Reproduce the lines below verbatim, from the first one through the line containing "The after-swarf-removal waste liquid L1 is", with both ends included. Omit the pictures.
★ ★ ★
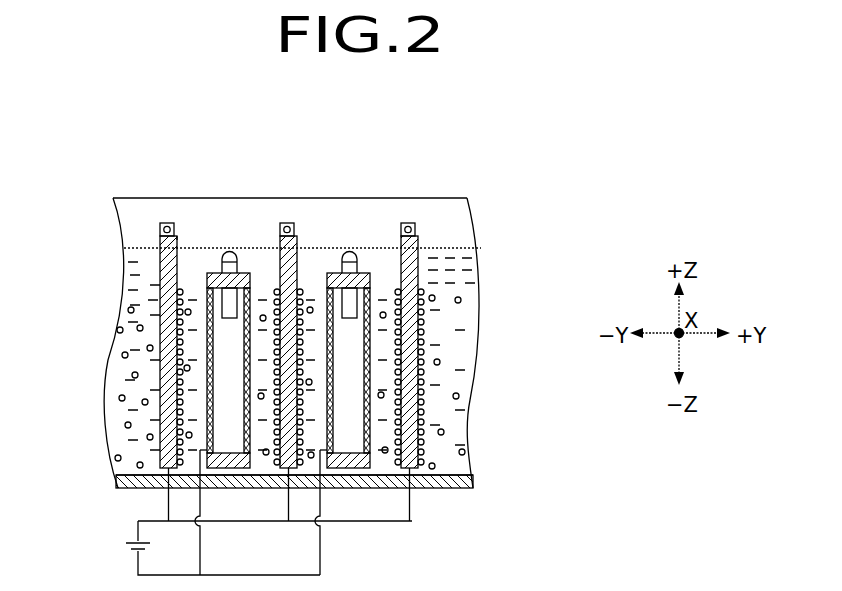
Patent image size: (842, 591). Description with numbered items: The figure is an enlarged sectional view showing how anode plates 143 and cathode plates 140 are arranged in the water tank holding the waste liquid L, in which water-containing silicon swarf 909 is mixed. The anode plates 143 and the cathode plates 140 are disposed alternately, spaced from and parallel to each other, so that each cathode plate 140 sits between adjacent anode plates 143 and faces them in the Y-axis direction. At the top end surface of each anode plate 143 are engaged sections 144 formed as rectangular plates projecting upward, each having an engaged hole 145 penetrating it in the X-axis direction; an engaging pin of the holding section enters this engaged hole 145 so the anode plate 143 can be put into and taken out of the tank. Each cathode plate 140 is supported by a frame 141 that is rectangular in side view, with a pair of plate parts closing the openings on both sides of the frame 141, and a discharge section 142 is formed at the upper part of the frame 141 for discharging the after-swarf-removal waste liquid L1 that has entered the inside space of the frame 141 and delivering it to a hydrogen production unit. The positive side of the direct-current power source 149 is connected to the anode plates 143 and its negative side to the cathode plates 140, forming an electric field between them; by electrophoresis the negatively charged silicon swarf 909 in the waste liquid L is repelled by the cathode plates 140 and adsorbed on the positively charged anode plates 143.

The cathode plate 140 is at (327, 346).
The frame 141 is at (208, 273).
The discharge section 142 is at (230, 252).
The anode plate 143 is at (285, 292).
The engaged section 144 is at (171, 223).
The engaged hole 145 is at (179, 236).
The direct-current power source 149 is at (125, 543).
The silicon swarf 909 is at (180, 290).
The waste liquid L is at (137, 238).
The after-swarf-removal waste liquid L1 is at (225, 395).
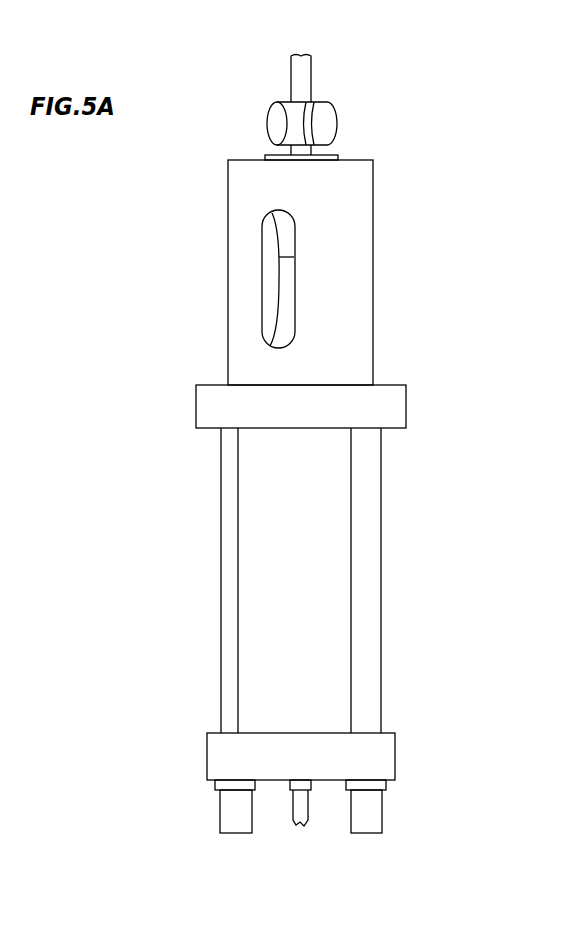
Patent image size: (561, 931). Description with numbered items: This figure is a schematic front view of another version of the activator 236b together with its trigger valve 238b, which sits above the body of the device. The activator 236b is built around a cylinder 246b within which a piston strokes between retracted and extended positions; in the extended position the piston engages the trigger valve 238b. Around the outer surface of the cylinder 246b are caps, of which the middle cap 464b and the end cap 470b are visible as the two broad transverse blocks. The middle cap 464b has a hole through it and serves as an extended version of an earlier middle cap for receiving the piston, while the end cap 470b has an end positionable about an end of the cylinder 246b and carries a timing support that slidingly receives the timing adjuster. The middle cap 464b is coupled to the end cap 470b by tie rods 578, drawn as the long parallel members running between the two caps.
★ ★ ★
# Exercise answer
Patent image size: (842, 591). Description with numbered items: The figure is an enlarged sectional view showing how anode plates 143 and cathode plates 140 are arranged in the water tank holding the waste liquid L, in which water-containing silicon swarf 909 is mixed. The anode plates 143 and the cathode plates 140 are disposed alternately, spaced from and parallel to each other, so that each cathode plate 140 sits between adjacent anode plates 143 and faces them in the Y-axis direction. At the top end surface of each anode plate 143 are engaged sections 144 formed as rectangular plates projecting upward, each having an engaged hole 145 penetrating it in the X-axis direction; an engaging pin of the holding section enters this engaged hole 145 so the anode plate 143 can be put into and taken out of the tank. Each cathode plate 140 is supported by a frame 141 that is rectangular in side view, with a pair of plate parts closing the openings on both sides of the frame 141, and a discharge section 142 is formed at the upper part of the frame 141 for discharging the after-swarf-removal waste liquid L1 that has entered the inside space of the frame 141 and delivering it to a hydrogen production unit. The positive side of the direct-current power source 149 is connected to the anode plates 143 and its negative side to the cathode plates 140, forming an electric field between them; by electrophoresis the negatively charged silicon swarf 909 in the waste liquid L is repelled by the cathode plates 140 and adsorbed on the positively charged anode plates 143.

The cathode plate 140 is at (327, 346).
The frame 141 is at (208, 273).
The discharge section 142 is at (230, 252).
The anode plate 143 is at (285, 292).
The engaged section 144 is at (171, 223).
The engaged hole 145 is at (179, 236).
The direct-current power source 149 is at (125, 543).
The silicon swarf 909 is at (180, 290).
The waste liquid L is at (137, 238).
The after-swarf-removal waste liquid L1 is at (225, 395).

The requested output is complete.